• WHAT TO PRODUCE:
Exactly reproduce the lines that follow.

--- ITEMS ---

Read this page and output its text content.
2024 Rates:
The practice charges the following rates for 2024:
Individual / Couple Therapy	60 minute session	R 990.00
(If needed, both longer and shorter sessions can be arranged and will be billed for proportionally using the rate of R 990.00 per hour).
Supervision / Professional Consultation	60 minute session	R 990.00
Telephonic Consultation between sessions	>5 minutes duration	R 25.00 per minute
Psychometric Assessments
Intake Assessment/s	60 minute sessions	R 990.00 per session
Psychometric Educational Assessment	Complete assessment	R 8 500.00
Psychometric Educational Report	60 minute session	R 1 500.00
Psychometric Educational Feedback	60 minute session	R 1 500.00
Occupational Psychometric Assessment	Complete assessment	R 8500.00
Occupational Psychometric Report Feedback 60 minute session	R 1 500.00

---

• TASK OUTPUT:
Read this page and output its text content.
2024 Rates:
The practice charges the following rates for 2024:
Individual / Couple Therapy	60 minute session	R 990.00
(If needed, both longer and shorter sessions can be arranged and will be billed for proportionally using the rate of R 990.00 per hour).
Supervision / Professional Consultation	60 minute session	R 990.00
Telephonic Consultation between sessions	>5 minutes duration	R 25.00 per minute
Psychometric Assessments
Intake Assessment/s	60 minute sessions	R 990.00 per session
Psychometric Educational Assessment	Complete assessment	R 8 500.00
Psychometric Educational Report	60 minute session	R 1 500.00
Psychometric Educational Feedback	60 minute session	R 1 500.00
Occupational Psychometric Assessment	Complete assessment	R 8500.00
Occupational Psychometric Report Feedback 60 minute session	R 1 500.00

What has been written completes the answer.